> Problem to work on
Pick out the lines containing "agent".
========================================
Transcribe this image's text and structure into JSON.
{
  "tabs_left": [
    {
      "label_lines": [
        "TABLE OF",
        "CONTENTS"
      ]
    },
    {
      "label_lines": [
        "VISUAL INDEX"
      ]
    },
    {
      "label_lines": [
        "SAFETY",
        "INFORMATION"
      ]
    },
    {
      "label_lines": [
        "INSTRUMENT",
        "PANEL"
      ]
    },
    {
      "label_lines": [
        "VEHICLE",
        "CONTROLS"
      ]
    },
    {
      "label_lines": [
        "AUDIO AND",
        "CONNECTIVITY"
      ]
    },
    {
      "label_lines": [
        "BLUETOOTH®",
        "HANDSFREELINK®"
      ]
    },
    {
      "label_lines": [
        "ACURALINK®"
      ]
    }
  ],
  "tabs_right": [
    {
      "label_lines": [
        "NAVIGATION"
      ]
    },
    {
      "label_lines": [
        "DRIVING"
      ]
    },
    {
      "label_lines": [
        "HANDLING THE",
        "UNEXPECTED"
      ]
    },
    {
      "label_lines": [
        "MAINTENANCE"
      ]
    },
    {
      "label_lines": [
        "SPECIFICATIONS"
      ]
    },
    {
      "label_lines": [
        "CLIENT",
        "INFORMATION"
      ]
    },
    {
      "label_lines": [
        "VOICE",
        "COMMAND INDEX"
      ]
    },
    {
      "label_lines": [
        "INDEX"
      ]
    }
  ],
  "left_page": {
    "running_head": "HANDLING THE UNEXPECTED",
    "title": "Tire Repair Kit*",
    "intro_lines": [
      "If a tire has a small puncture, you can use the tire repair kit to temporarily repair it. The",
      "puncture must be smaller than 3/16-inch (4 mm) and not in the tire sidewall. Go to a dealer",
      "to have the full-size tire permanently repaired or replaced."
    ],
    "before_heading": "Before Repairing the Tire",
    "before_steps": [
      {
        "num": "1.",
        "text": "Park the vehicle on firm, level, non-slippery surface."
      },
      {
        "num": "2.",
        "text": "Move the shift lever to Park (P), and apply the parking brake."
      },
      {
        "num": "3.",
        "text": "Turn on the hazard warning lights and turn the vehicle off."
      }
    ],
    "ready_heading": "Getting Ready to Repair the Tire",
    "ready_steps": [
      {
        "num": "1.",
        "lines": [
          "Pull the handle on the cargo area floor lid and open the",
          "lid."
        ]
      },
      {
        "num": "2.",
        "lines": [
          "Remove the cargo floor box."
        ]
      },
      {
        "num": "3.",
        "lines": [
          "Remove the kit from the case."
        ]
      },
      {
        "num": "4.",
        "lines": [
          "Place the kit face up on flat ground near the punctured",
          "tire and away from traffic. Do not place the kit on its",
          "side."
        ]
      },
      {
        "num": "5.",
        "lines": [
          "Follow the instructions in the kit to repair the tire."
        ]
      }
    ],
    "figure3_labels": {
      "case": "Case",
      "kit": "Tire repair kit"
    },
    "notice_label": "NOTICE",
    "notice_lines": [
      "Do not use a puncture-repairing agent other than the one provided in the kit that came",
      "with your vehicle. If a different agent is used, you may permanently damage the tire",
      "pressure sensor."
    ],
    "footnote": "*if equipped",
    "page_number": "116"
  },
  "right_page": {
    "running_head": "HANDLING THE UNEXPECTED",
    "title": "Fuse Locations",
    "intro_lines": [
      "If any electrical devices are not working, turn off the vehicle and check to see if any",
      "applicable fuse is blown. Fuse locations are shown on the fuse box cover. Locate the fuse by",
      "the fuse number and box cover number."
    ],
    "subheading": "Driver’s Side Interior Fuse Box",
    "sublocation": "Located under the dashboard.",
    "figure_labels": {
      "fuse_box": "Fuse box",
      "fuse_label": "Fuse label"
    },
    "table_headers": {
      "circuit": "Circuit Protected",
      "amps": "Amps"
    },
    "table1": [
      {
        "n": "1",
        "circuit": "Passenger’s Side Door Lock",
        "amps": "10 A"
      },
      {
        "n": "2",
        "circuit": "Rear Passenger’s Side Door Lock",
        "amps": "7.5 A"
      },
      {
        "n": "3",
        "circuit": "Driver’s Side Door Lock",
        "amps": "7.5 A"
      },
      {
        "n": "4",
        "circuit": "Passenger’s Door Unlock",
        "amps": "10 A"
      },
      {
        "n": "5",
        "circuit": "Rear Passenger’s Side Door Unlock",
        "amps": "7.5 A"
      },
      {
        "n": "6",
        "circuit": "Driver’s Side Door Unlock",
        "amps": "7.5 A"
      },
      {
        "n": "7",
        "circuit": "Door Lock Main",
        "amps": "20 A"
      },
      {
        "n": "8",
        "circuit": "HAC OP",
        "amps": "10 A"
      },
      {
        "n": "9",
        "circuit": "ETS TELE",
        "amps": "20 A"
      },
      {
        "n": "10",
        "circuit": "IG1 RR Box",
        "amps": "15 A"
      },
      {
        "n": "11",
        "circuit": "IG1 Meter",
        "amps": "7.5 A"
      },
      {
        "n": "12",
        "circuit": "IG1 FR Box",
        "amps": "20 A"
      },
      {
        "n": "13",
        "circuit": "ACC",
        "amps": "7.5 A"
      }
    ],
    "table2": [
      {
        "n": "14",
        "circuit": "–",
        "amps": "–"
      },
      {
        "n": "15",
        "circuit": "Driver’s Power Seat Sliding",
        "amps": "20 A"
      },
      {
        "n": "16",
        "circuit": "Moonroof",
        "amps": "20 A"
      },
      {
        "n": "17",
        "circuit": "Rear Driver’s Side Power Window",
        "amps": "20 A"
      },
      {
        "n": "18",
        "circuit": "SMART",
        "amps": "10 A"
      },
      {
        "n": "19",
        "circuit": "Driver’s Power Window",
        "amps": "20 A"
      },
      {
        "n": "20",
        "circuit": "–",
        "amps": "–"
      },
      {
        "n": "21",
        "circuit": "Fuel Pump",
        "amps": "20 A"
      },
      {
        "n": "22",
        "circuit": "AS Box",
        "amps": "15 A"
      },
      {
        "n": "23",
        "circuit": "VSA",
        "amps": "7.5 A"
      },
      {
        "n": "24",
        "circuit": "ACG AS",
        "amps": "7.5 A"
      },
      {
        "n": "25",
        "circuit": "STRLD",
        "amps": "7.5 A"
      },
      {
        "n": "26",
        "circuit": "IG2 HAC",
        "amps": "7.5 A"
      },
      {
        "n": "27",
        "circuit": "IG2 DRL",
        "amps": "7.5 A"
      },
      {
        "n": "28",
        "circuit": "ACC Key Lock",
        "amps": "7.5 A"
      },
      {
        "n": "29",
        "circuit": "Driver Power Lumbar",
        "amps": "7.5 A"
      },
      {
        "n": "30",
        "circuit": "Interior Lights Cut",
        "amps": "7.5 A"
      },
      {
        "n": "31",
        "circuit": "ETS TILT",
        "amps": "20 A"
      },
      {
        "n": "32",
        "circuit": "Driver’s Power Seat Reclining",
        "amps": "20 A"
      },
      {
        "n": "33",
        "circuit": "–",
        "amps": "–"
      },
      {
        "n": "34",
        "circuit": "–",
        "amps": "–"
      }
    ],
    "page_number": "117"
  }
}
========================================
> Completed task
      "Do not use a puncture-repairing agent other than the one provided in the kit that came",
      "with your vehicle. If a different agent is used, you may permanently damage the tire",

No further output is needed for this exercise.